Your instructions: Please lay out the lines below as a JSON list of strings, one string per line, leaving out any blank lines.

Exercise data:

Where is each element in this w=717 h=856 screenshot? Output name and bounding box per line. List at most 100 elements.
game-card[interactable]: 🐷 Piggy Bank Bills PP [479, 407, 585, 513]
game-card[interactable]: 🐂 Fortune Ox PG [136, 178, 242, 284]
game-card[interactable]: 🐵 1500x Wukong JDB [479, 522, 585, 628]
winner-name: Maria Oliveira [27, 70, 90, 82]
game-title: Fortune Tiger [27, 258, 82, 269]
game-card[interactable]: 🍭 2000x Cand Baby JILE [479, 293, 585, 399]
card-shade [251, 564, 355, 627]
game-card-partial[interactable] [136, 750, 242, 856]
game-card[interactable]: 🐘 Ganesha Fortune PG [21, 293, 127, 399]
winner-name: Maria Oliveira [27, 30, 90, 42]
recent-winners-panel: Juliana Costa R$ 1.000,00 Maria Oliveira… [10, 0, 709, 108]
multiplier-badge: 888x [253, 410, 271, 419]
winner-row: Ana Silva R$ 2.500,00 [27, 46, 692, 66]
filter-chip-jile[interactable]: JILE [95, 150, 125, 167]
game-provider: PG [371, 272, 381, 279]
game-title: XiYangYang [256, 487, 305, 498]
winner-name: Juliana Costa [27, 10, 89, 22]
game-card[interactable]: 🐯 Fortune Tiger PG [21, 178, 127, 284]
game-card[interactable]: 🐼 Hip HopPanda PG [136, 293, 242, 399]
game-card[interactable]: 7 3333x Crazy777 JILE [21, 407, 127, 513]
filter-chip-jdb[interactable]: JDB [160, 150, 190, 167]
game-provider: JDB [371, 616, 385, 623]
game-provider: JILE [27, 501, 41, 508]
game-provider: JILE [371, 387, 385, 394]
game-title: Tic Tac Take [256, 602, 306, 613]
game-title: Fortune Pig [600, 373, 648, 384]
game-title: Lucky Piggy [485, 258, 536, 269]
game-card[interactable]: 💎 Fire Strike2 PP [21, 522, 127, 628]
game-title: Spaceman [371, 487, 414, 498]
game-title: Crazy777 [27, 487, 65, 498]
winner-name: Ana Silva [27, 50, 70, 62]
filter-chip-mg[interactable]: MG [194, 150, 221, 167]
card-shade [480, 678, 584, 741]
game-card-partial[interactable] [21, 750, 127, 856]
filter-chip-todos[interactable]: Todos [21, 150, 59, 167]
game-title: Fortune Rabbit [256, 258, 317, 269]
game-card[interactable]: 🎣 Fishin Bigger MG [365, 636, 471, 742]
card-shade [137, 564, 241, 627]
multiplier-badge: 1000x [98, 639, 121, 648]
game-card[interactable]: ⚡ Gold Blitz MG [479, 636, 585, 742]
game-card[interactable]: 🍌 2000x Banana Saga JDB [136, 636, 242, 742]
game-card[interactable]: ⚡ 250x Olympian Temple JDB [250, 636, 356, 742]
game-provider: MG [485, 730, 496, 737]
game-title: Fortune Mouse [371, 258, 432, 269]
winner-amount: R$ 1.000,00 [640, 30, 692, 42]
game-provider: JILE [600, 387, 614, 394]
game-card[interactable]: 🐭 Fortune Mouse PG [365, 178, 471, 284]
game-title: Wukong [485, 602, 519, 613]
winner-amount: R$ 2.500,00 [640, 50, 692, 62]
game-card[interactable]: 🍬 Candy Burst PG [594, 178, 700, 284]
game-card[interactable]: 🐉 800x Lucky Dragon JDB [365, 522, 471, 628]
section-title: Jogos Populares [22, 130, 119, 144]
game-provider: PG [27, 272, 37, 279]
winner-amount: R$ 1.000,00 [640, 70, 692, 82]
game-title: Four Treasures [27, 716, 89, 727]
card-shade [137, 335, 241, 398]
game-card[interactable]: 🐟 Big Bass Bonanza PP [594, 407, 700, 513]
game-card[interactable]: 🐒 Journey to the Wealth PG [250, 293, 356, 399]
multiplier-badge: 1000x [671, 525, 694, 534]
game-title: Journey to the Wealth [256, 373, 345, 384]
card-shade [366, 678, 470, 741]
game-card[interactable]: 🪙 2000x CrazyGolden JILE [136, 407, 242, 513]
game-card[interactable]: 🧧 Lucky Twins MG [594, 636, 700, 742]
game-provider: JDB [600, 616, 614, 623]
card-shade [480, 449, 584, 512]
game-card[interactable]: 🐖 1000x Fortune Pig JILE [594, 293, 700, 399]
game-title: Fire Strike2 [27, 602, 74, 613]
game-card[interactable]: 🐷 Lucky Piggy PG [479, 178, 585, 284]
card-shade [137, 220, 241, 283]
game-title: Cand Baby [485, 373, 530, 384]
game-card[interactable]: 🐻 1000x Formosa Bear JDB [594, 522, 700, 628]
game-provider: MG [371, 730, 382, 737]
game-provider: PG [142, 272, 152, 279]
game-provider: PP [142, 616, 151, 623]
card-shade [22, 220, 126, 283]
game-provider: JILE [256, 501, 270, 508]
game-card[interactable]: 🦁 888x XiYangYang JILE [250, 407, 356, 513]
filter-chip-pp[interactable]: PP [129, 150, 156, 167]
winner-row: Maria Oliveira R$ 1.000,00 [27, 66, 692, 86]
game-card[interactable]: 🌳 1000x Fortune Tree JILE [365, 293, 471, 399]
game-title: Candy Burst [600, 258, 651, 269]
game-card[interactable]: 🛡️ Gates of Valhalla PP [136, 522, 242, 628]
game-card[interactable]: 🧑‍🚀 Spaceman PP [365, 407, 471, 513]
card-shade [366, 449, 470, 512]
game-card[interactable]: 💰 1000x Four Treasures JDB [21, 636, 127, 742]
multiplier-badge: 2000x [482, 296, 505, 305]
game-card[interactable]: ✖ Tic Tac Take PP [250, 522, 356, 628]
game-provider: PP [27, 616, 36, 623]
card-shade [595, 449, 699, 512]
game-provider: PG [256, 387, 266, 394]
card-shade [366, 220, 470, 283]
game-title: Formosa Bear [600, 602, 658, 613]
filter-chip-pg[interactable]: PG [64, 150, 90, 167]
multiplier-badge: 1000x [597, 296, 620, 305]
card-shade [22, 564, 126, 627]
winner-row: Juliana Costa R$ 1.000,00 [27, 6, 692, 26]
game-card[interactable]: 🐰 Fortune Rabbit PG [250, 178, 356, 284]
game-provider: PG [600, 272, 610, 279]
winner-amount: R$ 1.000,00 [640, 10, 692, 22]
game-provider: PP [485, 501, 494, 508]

Output below:
[
  "Where is each element in this w=717 h=856 screenshot? Output name and bounding box per line. List at most 100 elements.",
  "game-card[interactable]: 🐷 Piggy Bank Bills PP [479, 407, 585, 513]",
  "game-card[interactable]: 🐂 Fortune Ox PG [136, 178, 242, 284]",
  "game-card[interactable]: 🐵 1500x Wukong JDB [479, 522, 585, 628]",
  "winner-name: Maria Oliveira [27, 70, 90, 82]",
  "game-title: Fortune Tiger [27, 258, 82, 269]",
  "game-card[interactable]: 🍭 2000x Cand Baby JILE [479, 293, 585, 399]",
  "card-shade [251, 564, 355, 627]",
  "game-card-partial[interactable] [136, 750, 242, 856]",
  "game-card[interactable]: 🐘 Ganesha Fortune PG [21, 293, 127, 399]",
  "winner-name: Maria Oliveira [27, 30, 90, 42]",
  "recent-winners-panel: Juliana Costa R$ 1.000,00 Maria Oliveira… [10, 0, 709, 108]",
  "multiplier-badge: 888x [253, 410, 271, 419]",
  "winner-row: Ana Silva R$ 2.500,00 [27, 46, 692, 66]",
  "filter-chip-jile[interactable]: JILE [95, 150, 125, 167]",
  "game-provider: PG [371, 272, 381, 279]",
  "game-title: XiYangYang [256, 487, 305, 498]",
  "winner-name: Juliana Costa [27, 10, 89, 22]",
  "game-card[interactable]: 🐯 Fortune Tiger PG [21, 178, 127, 284]",
  "game-card[interactable]: 🐼 Hip HopPanda PG [136, 293, 242, 399]",
  "game-card[interactable]: 7 3333x Crazy777 JILE [21, 407, 127, 513]",
  "filter-chip-jdb[interactable]: JDB [160, 150, 190, 167]",
  "game-provider: JDB [371, 616, 385, 623]",
  "game-provider: JILE [27, 501, 41, 508]",
  "game-provider: JILE [371, 387, 385, 394]",
  "game-title: Tic Tac Take [256, 602, 306, 613]",
  "game-title: Fortune Pig [600, 373, 648, 384]",
  "game-title: Lucky Piggy [485, 258, 536, 269]",
  "game-card[interactable]: 💎 Fire Strike2 PP [21, 522, 127, 628]",
  "game-title: Spaceman [371, 487, 414, 498]",
  "game-title: Crazy777 [27, 487, 65, 498]",
  "winner-name: Ana Silva [27, 50, 70, 62]",
  "filter-chip-mg[interactable]: MG [194, 150, 221, 167]",
  "card-shade [480, 678, 584, 741]",
  "game-card-partial[interactable] [21, 750, 127, 856]",
  "filter-chip-todos[interactable]: Todos [21, 150, 59, 167]",
  "game-title: Fortune Rabbit [256, 258, 317, 269]",
  "game-card[interactable]: 🎣 Fishin Bigger MG [365, 636, 471, 742]",
  "card-shade [137, 564, 241, 627]",
  "multiplier-badge: 1000x [98, 639, 121, 648]",
  "game-card[interactable]: ⚡ Gold Blitz MG [479, 636, 585, 742]",
  "game-card[interactable]: 🍌 2000x Banana Saga JDB [136, 636, 242, 742]",
  "game-card[interactable]: ⚡ 250x Olympian Temple JDB [250, 636, 356, 742]",
  "game-provider: MG [485, 730, 496, 737]",
  "game-title: Fortune Mouse [371, 258, 432, 269]",
  "winner-amount: R$ 1.000,00 [640, 30, 692, 42]",
  "game-provider: JILE [600, 387, 614, 394]",
  "game-card[interactable]: 🐭 Fortune Mouse PG [365, 178, 471, 284]",
  "game-title: Wukong [485, 602, 519, 613]",
  "winner-amount: R$ 2.500,00 [640, 50, 692, 62]",
  "game-card[interactable]: 🍬 Candy Burst PG [594, 178, 700, 284]",
  "game-card[interactable]: 🐉 800x Lucky Dragon JDB [365, 522, 471, 628]",
  "section-title: Jogos Populares [22, 130, 119, 144]",
  "game-provider: PG [27, 272, 37, 279]",
  "winner-amount: R$ 1.000,00 [640, 70, 692, 82]",
  "game-title: Four Treasures [27, 716, 89, 727]",
  "card-shade [137, 335, 241, 398]",
  "game-card[interactable]: 🐟 Big Bass Bonanza PP [594, 407, 700, 513]",
  "game-card[interactable]: 🐒 Journey to the Wealth PG [250, 293, 356, 399]",
  "multiplier-badge: 1000x [671, 525, 694, 534]",
  "game-title: Journey to the Wealth [256, 373, 345, 384]",
  "card-shade [366, 678, 470, 741]",
  "game-card[interactable]: 🪙 2000x CrazyGolden JILE [136, 407, 242, 513]",
  "game-card[interactable]: 🧧 Lucky Twins MG [594, 636, 700, 742]",
  "game-provider: JDB [600, 616, 614, 623]",
  "card-shade [480, 449, 584, 512]",
  "game-card[interactable]: 🐖 1000x Fortune Pig JILE [594, 293, 700, 399]",
  "game-title: Fire Strike2 [27, 602, 74, 613]",
  "game-card[interactable]: 🐷 Lucky Piggy PG [479, 178, 585, 284]",
  "card-shade [137, 220, 241, 283]",
  "game-title: Cand Baby [485, 373, 530, 384]",
  "game-card[interactable]: 🐻 1000x Formosa Bear JDB [594, 522, 700, 628]",
  "game-provider: MG [371, 730, 382, 737]",
  "game-provider: PG [142, 272, 152, 279]",
  "game-provider: PP [142, 616, 151, 623]",
  "card-shade [22, 220, 126, 283]",
  "game-provider: JILE [256, 501, 270, 508]",
  "game-card[interactable]: 🦁 888x XiYangYang JILE [250, 407, 356, 513]",
  "filter-chip-pp[interactable]: PP [129, 150, 156, 167]",
  "winner-row: Maria Oliveira R$ 1.000,00 [27, 66, 692, 86]",
  "game-card[interactable]: 🌳 1000x Fortune Tree JILE [365, 293, 471, 399]",
  "game-title: Candy Burst [600, 258, 651, 269]",
  "game-card[interactable]: 🛡️ Gates of Valhalla PP [136, 522, 242, 628]",
  "game-card[interactable]: 🧑‍🚀 Spaceman PP [365, 407, 471, 513]",
  "card-shade [366, 449, 470, 512]",
  "game-card[interactable]: 💰 1000x Four Treasures JDB [21, 636, 127, 742]",
  "multiplier-badge: 2000x [482, 296, 505, 305]",
  "game-card[interactable]: ✖ Tic Tac Take PP [250, 522, 356, 628]",
  "game-provider: PP [27, 616, 36, 623]",
  "card-shade [595, 449, 699, 512]",
  "game-provider: PG [256, 387, 266, 394]",
  "card-shade [366, 220, 470, 283]",
  "game-title: Formosa Bear [600, 602, 658, 613]",
  "filter-chip-pg[interactable]: PG [64, 150, 90, 167]",
  "multiplier-badge: 1000x [597, 296, 620, 305]",
  "card-shade [22, 564, 126, 627]",
  "winner-row: Juliana Costa R$ 1.000,00 [27, 6, 692, 26]",
  "game-card[interactable]: 🐰 Fortune Rabbit PG [250, 178, 356, 284]",
  "game-provider: PG [600, 272, 610, 279]",
  "winner-amount: R$ 1.000,00 [640, 10, 692, 22]",
  "game-provider: PP [485, 501, 494, 508]"
]